» **Short exercise**:
Take the line that contains "Convert this screenshot" as the first line and the last line of the material below as the final one; reproduce exactly the lines between, inclusive.
══ Data section ══
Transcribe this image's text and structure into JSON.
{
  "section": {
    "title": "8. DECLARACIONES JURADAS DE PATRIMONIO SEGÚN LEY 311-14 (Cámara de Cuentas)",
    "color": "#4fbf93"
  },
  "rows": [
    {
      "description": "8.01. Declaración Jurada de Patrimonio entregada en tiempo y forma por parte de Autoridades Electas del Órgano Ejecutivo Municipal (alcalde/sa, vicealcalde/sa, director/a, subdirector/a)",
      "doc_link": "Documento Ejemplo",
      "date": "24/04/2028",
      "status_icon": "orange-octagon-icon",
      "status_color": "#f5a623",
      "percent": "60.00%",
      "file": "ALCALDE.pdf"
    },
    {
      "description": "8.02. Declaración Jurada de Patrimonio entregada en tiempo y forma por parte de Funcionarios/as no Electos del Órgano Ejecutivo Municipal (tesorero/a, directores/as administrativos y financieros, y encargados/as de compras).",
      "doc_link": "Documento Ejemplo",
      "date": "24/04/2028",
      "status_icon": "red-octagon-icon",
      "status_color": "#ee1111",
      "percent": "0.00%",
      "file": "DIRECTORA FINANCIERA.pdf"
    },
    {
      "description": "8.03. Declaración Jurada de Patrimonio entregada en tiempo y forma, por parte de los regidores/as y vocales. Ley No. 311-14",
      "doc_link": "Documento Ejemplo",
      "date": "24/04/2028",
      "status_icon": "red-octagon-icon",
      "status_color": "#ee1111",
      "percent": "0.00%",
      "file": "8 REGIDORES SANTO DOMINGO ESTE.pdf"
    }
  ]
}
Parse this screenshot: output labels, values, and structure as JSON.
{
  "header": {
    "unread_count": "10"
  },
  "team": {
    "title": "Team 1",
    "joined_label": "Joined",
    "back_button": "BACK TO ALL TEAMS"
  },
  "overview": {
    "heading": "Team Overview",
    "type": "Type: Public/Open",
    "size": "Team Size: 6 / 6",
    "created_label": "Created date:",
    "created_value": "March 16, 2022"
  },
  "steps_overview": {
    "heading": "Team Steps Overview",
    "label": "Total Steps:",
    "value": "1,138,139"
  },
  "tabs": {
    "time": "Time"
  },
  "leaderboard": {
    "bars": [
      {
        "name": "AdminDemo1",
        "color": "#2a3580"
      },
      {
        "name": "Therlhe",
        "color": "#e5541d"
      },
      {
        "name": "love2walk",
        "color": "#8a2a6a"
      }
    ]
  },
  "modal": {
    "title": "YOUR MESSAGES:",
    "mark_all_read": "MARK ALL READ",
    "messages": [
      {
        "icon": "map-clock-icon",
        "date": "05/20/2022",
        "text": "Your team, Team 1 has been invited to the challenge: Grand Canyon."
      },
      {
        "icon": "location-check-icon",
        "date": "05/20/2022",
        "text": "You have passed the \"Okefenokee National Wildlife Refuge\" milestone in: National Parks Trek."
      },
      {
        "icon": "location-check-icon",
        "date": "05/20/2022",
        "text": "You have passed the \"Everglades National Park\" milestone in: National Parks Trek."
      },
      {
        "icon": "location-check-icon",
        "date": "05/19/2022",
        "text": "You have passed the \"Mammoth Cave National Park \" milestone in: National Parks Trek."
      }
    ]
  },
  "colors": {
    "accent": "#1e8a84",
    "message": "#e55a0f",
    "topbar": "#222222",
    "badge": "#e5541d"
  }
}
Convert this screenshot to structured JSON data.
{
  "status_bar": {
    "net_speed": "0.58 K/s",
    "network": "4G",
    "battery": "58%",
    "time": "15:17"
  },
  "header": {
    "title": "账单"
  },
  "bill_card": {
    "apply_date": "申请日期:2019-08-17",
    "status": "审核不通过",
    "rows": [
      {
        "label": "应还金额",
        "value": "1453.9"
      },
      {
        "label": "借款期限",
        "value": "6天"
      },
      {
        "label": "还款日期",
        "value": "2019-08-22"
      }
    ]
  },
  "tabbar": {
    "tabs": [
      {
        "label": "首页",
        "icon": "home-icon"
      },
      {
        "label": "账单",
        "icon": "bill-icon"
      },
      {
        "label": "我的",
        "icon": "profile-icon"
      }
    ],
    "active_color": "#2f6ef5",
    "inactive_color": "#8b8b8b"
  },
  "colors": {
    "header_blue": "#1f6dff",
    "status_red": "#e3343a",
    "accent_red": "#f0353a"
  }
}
═══
» **Result for this exercise**:
Convert this screenshot to structured JSON data.
{
  "status_bar": {
    "net_speed": "0.58 K/s",
    "network": "4G",
    "battery": "58%",
    "time": "15:17"
  },
  "header": {
    "title": "账单"
  },
  "bill_card": {
    "apply_date": "申请日期:2019-08-17",
    "status": "审核不通过",
    "rows": [
      {
        "label": "应还金额",
        "value": "1453.9"
      },
      {
        "label": "借款期限",
        "value": "6天"
      },
      {
        "label": "还款日期",
        "value": "2019-08-22"
      }
    ]
  },
  "tabbar": {
    "tabs": [
      {
        "label": "首页",
        "icon": "home-icon"
      },
      {
        "label": "账单",
        "icon": "bill-icon"
      },
      {
        "label": "我的",
        "icon": "profile-icon"
      }
    ],
    "active_color": "#2f6ef5",
    "inactive_color": "#8b8b8b"
  },
  "colors": {
    "header_blue": "#1f6dff",
    "status_red": "#e3343a",
    "accent_red": "#f0353a"
  }
}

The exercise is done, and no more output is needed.